(Records)
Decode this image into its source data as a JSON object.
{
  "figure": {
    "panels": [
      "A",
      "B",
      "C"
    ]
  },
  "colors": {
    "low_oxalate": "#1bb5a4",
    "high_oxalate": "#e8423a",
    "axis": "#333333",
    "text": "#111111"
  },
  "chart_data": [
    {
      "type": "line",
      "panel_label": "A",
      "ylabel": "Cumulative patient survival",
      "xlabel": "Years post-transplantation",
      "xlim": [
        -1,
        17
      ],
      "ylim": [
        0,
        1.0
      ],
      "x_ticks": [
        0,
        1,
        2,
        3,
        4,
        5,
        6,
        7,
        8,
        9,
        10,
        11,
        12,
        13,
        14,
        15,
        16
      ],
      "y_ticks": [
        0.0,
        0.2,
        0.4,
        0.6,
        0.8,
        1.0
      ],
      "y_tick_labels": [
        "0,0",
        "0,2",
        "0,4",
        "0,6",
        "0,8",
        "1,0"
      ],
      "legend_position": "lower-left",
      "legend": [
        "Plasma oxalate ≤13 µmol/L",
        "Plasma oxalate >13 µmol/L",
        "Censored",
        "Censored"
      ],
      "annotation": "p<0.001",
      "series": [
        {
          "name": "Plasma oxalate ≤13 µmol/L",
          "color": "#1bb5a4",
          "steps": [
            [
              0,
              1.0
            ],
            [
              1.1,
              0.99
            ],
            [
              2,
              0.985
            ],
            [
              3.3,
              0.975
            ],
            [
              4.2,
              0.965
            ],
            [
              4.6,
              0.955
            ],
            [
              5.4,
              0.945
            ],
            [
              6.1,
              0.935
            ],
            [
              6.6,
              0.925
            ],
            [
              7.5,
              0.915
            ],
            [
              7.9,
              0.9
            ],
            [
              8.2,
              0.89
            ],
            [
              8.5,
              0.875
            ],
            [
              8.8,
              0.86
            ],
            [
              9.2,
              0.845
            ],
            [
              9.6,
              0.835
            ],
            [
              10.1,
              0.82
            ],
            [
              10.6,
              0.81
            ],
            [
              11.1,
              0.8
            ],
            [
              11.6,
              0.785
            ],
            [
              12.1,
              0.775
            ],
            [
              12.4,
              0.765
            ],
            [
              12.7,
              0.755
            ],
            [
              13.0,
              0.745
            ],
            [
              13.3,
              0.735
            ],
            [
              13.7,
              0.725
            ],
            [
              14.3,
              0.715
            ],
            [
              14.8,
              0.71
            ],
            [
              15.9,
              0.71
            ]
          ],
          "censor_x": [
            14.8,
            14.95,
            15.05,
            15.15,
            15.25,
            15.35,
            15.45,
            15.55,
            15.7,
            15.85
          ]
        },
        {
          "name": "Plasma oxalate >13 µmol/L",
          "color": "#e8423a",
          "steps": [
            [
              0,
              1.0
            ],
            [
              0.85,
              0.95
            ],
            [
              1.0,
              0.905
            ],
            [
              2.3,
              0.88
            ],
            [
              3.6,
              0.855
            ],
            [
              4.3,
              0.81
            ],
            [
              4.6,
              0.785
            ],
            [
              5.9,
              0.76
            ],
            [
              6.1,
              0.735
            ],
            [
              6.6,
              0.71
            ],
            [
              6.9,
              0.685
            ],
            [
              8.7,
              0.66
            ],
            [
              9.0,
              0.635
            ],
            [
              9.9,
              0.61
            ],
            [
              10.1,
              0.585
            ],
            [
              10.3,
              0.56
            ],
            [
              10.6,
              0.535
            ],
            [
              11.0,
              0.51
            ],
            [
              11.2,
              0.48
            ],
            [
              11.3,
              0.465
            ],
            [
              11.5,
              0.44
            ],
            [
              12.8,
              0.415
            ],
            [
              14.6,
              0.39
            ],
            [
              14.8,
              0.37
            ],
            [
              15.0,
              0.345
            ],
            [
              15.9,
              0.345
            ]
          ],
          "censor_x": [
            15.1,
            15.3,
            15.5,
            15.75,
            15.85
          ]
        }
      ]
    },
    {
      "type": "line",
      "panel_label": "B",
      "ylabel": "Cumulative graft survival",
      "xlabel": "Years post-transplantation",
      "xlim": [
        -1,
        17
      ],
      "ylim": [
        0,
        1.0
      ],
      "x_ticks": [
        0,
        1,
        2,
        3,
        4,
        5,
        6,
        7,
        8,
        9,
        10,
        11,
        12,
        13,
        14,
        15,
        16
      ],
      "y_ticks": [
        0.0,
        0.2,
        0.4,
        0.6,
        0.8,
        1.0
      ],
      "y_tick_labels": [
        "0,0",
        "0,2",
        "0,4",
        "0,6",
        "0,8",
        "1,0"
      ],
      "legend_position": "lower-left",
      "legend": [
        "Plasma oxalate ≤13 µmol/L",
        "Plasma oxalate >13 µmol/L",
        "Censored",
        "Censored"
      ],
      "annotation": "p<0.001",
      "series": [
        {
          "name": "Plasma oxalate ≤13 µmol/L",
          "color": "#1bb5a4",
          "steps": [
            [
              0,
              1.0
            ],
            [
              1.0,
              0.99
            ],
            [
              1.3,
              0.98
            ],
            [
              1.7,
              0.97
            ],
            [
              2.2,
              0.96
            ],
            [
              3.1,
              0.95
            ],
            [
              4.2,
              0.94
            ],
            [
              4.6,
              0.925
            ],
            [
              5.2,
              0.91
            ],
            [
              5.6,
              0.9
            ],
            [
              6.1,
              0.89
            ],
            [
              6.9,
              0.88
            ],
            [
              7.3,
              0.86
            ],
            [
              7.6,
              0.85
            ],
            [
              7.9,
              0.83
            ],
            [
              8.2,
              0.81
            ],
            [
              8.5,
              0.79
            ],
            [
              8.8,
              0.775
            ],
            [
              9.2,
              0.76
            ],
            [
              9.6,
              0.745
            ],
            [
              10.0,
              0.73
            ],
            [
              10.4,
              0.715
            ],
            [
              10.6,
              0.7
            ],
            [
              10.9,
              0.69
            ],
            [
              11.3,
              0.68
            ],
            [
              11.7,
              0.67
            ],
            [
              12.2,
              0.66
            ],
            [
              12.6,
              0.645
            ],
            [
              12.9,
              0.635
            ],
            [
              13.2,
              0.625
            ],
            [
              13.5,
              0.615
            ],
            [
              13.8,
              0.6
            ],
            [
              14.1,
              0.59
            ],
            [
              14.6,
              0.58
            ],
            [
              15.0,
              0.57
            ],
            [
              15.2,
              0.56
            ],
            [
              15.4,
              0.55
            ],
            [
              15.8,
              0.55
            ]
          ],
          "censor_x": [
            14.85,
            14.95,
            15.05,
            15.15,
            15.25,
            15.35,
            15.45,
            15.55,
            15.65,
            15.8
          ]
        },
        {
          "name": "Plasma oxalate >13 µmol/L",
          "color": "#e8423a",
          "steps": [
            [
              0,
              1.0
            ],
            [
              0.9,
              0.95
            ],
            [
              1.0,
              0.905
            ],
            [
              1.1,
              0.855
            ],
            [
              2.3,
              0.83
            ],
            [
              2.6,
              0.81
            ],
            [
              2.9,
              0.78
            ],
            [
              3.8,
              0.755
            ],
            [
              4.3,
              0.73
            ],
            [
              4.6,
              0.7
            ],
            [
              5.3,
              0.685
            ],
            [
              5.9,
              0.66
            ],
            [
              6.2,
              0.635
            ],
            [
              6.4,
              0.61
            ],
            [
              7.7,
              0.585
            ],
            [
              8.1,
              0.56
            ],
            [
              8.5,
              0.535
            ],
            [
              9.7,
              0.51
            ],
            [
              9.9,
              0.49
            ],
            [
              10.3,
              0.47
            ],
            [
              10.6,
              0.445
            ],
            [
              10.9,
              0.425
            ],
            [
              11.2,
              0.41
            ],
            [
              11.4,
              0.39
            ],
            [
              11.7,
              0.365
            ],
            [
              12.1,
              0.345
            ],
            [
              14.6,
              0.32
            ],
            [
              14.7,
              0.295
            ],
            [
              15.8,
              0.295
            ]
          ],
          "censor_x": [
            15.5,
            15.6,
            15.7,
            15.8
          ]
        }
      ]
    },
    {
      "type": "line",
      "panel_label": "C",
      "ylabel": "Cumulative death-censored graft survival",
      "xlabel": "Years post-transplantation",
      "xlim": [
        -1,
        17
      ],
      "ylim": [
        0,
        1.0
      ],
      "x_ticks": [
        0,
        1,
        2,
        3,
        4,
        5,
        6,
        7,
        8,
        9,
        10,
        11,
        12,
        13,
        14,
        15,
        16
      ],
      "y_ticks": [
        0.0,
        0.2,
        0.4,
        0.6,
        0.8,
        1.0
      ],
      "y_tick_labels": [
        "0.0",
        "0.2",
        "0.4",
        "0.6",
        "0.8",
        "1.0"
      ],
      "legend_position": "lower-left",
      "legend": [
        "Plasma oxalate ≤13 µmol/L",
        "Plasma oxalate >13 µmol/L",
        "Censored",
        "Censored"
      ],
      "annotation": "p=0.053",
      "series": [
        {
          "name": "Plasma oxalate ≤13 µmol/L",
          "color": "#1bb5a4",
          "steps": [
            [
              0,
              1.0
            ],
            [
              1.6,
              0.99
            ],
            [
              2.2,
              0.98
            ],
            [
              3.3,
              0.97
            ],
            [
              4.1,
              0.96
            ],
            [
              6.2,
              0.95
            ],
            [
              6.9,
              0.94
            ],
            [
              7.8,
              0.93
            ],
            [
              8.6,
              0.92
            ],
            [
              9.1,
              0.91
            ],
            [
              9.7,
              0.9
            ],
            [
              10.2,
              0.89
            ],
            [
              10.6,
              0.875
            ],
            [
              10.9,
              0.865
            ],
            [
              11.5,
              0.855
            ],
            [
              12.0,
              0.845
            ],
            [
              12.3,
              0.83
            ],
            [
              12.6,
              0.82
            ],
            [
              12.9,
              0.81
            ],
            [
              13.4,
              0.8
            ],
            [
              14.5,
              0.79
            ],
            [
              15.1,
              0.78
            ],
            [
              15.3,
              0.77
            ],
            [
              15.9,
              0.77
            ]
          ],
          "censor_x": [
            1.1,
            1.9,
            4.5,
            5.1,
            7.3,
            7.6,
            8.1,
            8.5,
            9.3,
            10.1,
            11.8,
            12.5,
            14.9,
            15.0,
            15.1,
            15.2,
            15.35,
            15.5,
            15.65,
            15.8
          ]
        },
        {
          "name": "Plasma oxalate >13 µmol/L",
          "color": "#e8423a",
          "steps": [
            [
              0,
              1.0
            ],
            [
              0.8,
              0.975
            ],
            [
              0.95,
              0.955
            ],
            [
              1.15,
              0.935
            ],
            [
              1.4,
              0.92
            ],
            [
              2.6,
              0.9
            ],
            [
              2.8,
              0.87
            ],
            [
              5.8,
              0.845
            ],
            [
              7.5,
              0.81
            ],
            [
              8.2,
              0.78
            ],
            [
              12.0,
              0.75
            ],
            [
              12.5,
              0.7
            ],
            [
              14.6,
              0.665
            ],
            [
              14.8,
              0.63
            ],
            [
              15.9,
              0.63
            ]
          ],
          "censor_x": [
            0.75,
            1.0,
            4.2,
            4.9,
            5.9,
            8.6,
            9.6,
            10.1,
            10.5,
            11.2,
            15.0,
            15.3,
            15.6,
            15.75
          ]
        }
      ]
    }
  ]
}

**AIM:** Copy, from the material, each line that holds the string "Cumulative".

**ANSWER BELOW:**
      "ylabel": "Cumulative patient survival",
      "ylabel": "Cumulative graft survival",
      "ylabel": "Cumulative death-censored graft survival",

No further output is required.